SUPPLIED DATA
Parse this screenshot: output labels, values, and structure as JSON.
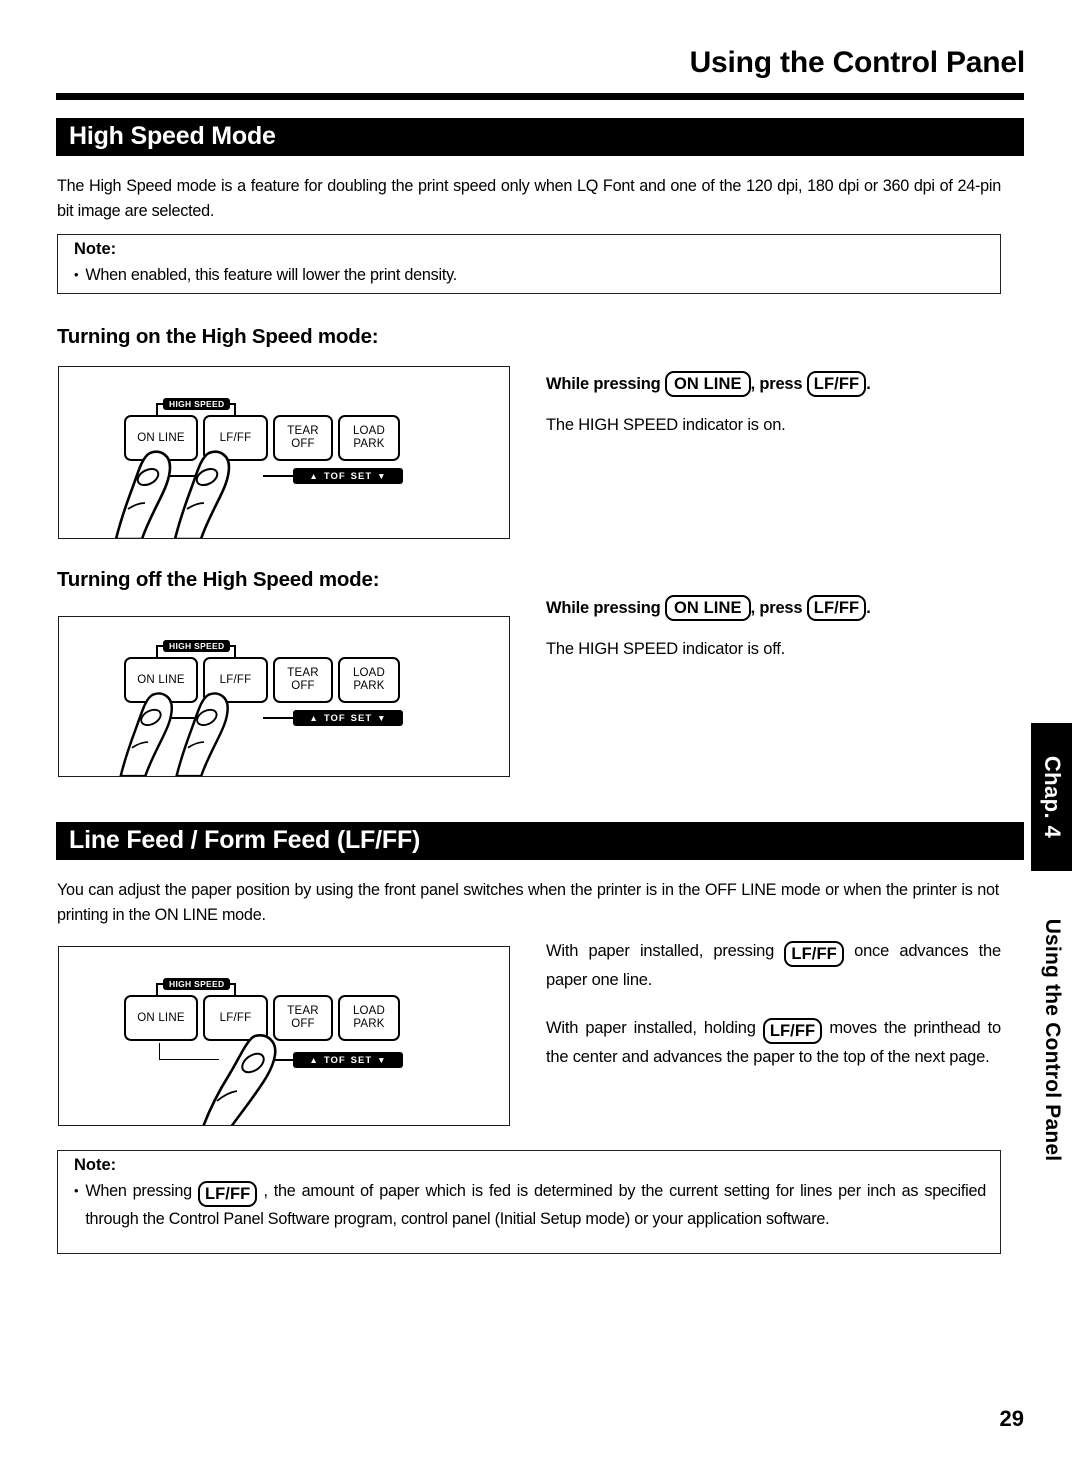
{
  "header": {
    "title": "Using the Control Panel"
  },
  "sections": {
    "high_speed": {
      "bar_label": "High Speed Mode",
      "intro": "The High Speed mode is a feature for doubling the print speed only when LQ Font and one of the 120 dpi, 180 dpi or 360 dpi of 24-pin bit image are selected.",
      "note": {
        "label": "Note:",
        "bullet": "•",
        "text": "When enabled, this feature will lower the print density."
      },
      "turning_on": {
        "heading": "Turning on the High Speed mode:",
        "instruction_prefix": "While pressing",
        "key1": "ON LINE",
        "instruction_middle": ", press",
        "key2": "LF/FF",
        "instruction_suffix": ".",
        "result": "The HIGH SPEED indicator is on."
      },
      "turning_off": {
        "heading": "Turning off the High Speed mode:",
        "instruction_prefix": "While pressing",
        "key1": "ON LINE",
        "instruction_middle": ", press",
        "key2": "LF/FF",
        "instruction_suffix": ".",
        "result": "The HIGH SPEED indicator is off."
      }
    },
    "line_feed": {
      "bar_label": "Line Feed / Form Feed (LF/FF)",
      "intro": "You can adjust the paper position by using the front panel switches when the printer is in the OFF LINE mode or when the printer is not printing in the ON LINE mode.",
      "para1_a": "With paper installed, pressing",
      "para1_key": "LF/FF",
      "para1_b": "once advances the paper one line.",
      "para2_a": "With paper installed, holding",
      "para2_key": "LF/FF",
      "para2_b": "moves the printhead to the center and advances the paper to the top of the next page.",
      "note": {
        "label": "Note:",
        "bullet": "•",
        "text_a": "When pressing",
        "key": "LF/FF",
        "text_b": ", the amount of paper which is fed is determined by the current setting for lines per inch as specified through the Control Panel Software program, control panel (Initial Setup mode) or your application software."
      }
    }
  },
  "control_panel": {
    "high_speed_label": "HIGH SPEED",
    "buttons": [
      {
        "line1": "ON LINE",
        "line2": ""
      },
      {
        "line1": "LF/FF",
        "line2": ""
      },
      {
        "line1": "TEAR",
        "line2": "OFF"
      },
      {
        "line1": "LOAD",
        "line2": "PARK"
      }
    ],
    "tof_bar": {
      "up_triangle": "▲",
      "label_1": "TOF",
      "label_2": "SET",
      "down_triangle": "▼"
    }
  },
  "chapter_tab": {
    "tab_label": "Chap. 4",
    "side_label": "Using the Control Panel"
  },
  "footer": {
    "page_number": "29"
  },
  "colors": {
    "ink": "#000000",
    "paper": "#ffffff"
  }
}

THE EXERCISE
Each line of the data is to be duplicated exactly; pictures stay out of the copy.

RESPONSE
Parse this screenshot: output labels, values, and structure as JSON.
{
  "header": {
    "title": "Using the Control Panel"
  },
  "sections": {
    "high_speed": {
      "bar_label": "High Speed Mode",
      "intro": "The High Speed mode is a feature for doubling the print speed only when LQ Font and one of the 120 dpi, 180 dpi or 360 dpi of 24-pin bit image are selected.",
      "note": {
        "label": "Note:",
        "bullet": "•",
        "text": "When enabled, this feature will lower the print density."
      },
      "turning_on": {
        "heading": "Turning on the High Speed mode:",
        "instruction_prefix": "While pressing",
        "key1": "ON LINE",
        "instruction_middle": ", press",
        "key2": "LF/FF",
        "instruction_suffix": ".",
        "result": "The HIGH SPEED indicator is on."
      },
      "turning_off": {
        "heading": "Turning off the High Speed mode:",
        "instruction_prefix": "While pressing",
        "key1": "ON LINE",
        "instruction_middle": ", press",
        "key2": "LF/FF",
        "instruction_suffix": ".",
        "result": "The HIGH SPEED indicator is off."
      }
    },
    "line_feed": {
      "bar_label": "Line Feed / Form Feed (LF/FF)",
      "intro": "You can adjust the paper position by using the front panel switches when the printer is in the OFF LINE mode or when the printer is not printing in the ON LINE mode.",
      "para1_a": "With paper installed, pressing",
      "para1_key": "LF/FF",
      "para1_b": "once advances the paper one line.",
      "para2_a": "With paper installed, holding",
      "para2_key": "LF/FF",
      "para2_b": "moves the printhead to the center and advances the paper to the top of the next page.",
      "note": {
        "label": "Note:",
        "bullet": "•",
        "text_a": "When pressing",
        "key": "LF/FF",
        "text_b": ", the amount of paper which is fed is determined by the current setting for lines per inch as specified through the Control Panel Software program, control panel (Initial Setup mode) or your application software."
      }
    }
  },
  "control_panel": {
    "high_speed_label": "HIGH SPEED",
    "buttons": [
      {
        "line1": "ON LINE",
        "line2": ""
      },
      {
        "line1": "LF/FF",
        "line2": ""
      },
      {
        "line1": "TEAR",
        "line2": "OFF"
      },
      {
        "line1": "LOAD",
        "line2": "PARK"
      }
    ],
    "tof_bar": {
      "up_triangle": "▲",
      "label_1": "TOF",
      "label_2": "SET",
      "down_triangle": "▼"
    }
  },
  "chapter_tab": {
    "tab_label": "Chap. 4",
    "side_label": "Using the Control Panel"
  },
  "footer": {
    "page_number": "29"
  },
  "colors": {
    "ink": "#000000",
    "paper": "#ffffff"
  }
}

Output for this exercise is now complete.